Start of Task material

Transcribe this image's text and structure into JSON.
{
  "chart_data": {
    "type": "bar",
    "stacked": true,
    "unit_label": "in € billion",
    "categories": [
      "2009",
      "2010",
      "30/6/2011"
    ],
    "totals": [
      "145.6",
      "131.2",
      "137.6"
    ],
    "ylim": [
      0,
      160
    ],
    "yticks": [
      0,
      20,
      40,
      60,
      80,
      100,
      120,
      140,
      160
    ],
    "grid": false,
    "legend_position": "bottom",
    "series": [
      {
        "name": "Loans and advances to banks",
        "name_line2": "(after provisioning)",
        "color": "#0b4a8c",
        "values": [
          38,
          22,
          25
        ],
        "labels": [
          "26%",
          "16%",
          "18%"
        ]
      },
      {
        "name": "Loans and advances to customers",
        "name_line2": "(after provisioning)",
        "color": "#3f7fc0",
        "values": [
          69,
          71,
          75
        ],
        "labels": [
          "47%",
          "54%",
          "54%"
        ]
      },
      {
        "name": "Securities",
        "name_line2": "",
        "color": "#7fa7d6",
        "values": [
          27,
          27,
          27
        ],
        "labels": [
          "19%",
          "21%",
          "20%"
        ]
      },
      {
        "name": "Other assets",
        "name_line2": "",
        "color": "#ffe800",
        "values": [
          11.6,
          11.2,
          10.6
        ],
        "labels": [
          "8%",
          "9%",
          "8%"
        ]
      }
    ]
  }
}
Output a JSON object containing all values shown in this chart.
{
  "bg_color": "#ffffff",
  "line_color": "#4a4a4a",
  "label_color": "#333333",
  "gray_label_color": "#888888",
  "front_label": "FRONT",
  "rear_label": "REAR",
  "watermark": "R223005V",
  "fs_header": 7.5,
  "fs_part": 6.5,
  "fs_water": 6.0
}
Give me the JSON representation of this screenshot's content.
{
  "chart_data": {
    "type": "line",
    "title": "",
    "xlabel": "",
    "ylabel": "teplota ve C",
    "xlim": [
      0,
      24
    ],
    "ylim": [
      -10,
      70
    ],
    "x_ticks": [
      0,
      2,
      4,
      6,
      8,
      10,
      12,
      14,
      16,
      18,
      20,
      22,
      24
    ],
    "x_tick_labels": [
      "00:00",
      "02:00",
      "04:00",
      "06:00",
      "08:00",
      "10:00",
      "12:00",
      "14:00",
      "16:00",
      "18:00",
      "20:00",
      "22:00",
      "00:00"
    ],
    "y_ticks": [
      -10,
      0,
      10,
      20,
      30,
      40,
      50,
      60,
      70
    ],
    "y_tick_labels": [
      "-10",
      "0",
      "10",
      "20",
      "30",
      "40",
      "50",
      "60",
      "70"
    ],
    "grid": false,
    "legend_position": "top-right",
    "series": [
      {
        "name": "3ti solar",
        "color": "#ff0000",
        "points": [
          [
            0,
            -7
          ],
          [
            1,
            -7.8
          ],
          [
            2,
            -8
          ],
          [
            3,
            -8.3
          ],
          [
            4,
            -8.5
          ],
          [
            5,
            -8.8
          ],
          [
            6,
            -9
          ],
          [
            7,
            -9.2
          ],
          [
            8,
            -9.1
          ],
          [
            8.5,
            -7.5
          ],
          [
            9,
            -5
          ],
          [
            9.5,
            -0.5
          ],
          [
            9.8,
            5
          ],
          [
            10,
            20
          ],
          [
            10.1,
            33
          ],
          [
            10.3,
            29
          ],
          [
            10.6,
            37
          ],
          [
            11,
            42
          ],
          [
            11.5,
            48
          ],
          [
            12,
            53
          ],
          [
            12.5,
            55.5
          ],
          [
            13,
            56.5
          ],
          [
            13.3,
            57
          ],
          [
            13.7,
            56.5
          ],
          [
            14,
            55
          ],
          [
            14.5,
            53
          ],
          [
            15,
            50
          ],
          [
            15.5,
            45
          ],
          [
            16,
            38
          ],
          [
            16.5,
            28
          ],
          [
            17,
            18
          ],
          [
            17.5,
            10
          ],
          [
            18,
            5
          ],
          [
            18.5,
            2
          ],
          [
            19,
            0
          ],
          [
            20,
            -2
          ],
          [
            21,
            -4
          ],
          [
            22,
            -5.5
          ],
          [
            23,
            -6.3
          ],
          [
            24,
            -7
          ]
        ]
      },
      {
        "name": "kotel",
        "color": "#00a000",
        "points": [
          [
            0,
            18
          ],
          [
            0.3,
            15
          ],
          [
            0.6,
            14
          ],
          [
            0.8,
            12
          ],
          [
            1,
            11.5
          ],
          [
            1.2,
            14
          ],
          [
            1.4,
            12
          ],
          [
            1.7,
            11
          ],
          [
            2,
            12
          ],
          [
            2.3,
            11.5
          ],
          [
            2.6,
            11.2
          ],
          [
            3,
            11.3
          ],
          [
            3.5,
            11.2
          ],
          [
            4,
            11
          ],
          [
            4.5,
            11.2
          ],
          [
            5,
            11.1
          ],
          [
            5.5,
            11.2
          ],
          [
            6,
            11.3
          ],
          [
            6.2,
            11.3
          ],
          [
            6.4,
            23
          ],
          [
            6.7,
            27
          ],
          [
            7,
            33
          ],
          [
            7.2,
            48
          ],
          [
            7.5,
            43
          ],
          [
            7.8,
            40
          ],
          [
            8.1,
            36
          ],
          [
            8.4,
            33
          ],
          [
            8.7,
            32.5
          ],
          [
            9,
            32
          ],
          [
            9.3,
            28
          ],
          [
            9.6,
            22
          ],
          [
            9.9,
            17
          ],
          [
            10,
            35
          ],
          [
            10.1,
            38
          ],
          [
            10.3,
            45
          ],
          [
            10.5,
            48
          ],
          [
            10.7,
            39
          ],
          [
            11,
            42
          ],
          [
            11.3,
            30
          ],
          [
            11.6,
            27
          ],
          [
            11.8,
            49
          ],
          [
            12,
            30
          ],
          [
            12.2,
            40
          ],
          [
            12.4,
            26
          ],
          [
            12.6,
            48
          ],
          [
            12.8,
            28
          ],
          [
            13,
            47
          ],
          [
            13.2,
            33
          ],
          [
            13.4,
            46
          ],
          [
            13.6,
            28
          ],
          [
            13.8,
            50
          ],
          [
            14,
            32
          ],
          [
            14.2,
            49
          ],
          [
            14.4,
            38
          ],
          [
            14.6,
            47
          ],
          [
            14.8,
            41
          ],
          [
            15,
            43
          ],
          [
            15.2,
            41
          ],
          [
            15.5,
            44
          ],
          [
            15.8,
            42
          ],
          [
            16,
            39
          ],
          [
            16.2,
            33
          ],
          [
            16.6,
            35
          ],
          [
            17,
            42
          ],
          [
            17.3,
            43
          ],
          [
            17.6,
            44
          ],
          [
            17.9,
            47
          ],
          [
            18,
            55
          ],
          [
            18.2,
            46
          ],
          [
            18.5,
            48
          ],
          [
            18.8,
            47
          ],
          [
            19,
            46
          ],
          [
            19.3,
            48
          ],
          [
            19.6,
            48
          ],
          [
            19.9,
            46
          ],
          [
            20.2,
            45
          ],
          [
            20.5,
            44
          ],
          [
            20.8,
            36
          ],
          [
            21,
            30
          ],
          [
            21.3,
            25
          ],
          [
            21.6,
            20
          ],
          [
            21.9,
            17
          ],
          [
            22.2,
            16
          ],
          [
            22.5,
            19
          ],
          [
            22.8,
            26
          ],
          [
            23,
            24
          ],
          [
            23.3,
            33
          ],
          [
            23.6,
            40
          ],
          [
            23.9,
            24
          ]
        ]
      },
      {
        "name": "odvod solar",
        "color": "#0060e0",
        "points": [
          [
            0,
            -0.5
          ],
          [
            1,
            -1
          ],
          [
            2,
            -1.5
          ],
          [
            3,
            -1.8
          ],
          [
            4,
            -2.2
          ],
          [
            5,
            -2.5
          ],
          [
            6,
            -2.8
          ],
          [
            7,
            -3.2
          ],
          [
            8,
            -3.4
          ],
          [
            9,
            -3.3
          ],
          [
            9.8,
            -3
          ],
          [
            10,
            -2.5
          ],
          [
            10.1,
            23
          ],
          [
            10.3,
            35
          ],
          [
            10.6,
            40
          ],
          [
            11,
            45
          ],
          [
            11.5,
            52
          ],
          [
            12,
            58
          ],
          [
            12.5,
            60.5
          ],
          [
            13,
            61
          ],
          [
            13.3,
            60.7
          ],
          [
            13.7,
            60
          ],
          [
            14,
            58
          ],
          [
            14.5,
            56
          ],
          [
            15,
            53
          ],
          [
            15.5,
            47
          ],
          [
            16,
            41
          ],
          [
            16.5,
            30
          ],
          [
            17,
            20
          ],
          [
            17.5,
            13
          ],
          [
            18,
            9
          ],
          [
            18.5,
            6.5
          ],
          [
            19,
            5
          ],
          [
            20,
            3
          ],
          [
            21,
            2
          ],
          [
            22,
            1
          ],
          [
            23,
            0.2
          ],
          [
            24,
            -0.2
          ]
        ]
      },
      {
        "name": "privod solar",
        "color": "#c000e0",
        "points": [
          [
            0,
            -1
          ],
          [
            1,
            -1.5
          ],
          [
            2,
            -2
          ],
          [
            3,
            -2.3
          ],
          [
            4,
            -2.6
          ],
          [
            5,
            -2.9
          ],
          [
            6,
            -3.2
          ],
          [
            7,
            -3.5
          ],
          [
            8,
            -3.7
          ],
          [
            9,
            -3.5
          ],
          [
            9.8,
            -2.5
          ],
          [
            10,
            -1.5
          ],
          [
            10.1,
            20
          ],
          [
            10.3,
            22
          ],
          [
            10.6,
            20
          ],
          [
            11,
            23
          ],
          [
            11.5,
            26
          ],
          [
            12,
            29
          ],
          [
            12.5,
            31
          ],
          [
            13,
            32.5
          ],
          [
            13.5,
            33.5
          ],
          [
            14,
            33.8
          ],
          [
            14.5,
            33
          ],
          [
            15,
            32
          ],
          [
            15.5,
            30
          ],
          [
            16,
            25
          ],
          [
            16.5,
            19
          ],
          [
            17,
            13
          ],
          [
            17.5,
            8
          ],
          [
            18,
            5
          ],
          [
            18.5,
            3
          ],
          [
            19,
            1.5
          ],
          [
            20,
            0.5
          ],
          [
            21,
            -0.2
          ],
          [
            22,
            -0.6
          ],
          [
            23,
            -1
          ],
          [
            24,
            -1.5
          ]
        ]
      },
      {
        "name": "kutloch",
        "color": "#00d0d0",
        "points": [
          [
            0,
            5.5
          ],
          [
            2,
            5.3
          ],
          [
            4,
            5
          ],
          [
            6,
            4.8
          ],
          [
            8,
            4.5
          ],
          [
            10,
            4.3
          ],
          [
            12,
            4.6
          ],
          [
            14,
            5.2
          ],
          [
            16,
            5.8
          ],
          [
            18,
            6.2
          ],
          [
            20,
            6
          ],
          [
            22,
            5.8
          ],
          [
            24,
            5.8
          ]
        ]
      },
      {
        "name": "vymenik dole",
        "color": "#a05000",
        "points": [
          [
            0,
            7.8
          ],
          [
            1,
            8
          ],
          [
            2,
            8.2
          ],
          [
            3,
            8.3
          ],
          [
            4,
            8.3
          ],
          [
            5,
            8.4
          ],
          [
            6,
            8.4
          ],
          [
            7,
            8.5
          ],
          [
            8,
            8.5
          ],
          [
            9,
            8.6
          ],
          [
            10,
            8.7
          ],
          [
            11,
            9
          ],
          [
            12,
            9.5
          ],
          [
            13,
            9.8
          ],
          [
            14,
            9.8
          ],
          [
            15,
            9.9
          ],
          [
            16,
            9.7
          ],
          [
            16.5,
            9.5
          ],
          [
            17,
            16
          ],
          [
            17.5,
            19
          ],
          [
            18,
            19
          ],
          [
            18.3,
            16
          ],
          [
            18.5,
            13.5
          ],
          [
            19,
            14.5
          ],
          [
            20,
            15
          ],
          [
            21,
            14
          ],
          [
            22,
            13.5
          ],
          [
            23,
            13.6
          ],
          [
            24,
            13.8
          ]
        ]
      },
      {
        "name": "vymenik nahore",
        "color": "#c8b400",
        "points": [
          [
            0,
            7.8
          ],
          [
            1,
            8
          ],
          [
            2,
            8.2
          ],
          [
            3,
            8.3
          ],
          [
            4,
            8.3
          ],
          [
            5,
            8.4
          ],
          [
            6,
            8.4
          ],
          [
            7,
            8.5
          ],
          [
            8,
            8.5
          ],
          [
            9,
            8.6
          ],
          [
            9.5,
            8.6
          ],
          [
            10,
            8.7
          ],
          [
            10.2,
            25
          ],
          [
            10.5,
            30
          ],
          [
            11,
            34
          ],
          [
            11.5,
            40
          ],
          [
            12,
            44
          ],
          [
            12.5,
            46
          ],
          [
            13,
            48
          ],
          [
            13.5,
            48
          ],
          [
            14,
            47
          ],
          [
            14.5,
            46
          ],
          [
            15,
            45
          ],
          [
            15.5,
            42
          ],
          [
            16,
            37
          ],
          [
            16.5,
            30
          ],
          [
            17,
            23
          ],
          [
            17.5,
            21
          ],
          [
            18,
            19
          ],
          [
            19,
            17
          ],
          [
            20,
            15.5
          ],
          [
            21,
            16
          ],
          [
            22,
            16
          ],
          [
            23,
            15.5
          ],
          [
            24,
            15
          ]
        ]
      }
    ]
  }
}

End of Task material

• [Task brief] Indicate how many lines of the material contain the string "vymenik", giving the number and nothing more.

• [Response] 2